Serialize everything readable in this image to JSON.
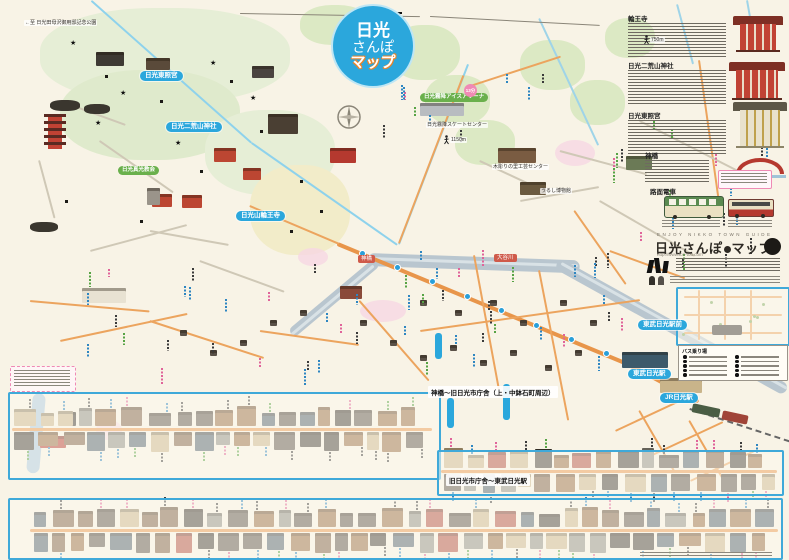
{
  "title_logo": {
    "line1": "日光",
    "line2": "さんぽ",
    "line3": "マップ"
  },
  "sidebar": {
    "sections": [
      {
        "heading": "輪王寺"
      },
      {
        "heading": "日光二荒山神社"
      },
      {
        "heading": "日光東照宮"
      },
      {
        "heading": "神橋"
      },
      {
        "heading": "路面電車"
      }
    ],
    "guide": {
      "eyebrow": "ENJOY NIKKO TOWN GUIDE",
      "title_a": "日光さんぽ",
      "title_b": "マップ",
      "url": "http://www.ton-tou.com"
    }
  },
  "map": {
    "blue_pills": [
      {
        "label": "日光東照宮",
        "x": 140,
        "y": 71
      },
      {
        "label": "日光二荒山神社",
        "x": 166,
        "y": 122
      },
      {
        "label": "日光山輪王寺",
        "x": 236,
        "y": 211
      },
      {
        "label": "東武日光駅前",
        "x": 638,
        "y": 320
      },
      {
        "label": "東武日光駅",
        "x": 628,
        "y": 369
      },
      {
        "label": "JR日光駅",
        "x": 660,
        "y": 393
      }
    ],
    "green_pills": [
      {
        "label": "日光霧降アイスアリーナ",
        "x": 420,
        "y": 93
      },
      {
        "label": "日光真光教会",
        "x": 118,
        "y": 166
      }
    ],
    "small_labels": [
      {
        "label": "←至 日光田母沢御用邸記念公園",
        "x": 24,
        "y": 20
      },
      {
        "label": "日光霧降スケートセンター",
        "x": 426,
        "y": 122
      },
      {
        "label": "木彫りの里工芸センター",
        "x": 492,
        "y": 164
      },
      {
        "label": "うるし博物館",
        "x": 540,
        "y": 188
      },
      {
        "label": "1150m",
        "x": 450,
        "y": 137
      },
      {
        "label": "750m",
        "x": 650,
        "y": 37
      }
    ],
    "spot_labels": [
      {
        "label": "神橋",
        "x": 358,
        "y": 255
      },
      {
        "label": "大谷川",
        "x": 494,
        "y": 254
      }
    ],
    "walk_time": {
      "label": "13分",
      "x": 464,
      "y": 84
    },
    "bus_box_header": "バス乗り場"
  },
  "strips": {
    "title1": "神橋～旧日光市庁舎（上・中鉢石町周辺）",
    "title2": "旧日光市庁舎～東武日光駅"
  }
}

####

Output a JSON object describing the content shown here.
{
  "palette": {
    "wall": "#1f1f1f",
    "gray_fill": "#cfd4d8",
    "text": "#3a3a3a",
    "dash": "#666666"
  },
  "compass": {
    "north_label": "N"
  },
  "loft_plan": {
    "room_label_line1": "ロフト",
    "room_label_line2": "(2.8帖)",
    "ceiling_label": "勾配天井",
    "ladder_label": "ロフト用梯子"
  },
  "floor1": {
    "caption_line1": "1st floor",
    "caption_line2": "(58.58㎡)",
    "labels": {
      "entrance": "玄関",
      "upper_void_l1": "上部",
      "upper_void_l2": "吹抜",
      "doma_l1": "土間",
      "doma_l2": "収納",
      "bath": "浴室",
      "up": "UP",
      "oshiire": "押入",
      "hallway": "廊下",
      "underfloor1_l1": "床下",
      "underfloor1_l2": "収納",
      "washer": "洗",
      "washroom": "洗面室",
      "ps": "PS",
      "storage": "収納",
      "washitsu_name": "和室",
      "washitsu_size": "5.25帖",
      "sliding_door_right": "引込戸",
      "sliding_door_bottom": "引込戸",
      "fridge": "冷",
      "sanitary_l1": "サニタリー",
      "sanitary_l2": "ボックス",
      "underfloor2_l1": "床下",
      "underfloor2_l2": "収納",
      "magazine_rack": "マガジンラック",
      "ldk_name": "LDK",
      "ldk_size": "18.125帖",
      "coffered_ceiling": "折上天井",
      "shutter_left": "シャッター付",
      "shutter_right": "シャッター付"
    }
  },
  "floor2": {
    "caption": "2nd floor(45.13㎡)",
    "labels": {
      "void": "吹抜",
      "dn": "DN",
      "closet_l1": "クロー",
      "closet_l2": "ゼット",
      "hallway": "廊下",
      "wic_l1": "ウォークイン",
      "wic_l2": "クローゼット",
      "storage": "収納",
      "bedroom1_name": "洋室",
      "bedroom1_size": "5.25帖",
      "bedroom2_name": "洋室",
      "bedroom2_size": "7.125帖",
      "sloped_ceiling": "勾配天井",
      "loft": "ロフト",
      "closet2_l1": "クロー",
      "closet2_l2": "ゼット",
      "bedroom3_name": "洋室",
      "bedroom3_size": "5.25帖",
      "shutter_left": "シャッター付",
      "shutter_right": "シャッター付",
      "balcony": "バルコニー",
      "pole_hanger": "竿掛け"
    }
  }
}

####

**Goal of the exercise**
Tell how many lines above contain the word "旧日光市庁舎". Give the number alone.

**Problem solution**
2